# [Job]
Write out the material below again, unchanged.

# [Stored records]
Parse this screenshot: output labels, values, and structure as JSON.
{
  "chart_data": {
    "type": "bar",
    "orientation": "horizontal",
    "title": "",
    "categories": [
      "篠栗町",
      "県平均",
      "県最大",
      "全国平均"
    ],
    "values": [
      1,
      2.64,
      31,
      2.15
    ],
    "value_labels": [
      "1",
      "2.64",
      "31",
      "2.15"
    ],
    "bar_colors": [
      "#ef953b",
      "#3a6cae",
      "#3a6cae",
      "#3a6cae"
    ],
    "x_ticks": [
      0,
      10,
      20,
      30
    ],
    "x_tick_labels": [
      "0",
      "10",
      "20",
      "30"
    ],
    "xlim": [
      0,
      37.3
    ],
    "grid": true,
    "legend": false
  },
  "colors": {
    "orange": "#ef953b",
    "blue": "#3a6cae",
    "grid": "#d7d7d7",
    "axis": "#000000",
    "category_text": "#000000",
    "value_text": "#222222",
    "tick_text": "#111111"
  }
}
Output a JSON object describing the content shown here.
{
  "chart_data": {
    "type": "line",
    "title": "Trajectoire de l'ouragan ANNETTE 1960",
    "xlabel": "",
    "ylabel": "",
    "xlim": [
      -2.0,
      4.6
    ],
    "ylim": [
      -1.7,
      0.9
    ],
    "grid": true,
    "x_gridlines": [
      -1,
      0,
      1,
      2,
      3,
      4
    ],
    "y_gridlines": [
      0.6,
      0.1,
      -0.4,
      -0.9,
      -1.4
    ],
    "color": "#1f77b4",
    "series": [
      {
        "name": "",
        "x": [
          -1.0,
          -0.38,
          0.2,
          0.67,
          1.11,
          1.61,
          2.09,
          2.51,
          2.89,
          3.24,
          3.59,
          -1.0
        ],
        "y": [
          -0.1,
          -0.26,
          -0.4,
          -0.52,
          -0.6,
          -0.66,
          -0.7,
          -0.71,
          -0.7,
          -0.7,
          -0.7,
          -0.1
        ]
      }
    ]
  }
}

# [Result below]
Parse this screenshot: output labels, values, and structure as JSON.
{
  "chart_data": {
    "type": "bar",
    "orientation": "horizontal",
    "title": "",
    "categories": [
      "篠栗町",
      "県平均",
      "県最大",
      "全国平均"
    ],
    "values": [
      1,
      2.64,
      31,
      2.15
    ],
    "value_labels": [
      "1",
      "2.64",
      "31",
      "2.15"
    ],
    "bar_colors": [
      "#ef953b",
      "#3a6cae",
      "#3a6cae",
      "#3a6cae"
    ],
    "x_ticks": [
      0,
      10,
      20,
      30
    ],
    "x_tick_labels": [
      "0",
      "10",
      "20",
      "30"
    ],
    "xlim": [
      0,
      37.3
    ],
    "grid": true,
    "legend": false
  },
  "colors": {
    "orange": "#ef953b",
    "blue": "#3a6cae",
    "grid": "#d7d7d7",
    "axis": "#000000",
    "category_text": "#000000",
    "value_text": "#222222",
    "tick_text": "#111111"
  }
}
Output a JSON object describing the content shown here.
{
  "chart_data": {
    "type": "line",
    "title": "Trajectoire de l'ouragan ANNETTE 1960",
    "xlabel": "",
    "ylabel": "",
    "xlim": [
      -2.0,
      4.6
    ],
    "ylim": [
      -1.7,
      0.9
    ],
    "grid": true,
    "x_gridlines": [
      -1,
      0,
      1,
      2,
      3,
      4
    ],
    "y_gridlines": [
      0.6,
      0.1,
      -0.4,
      -0.9,
      -1.4
    ],
    "color": "#1f77b4",
    "series": [
      {
        "name": "",
        "x": [
          -1.0,
          -0.38,
          0.2,
          0.67,
          1.11,
          1.61,
          2.09,
          2.51,
          2.89,
          3.24,
          3.59,
          -1.0
        ],
        "y": [
          -0.1,
          -0.26,
          -0.4,
          -0.52,
          -0.6,
          -0.66,
          -0.7,
          -0.71,
          -0.7,
          -0.7,
          -0.7,
          -0.1
        ]
      }
    ]
  }
}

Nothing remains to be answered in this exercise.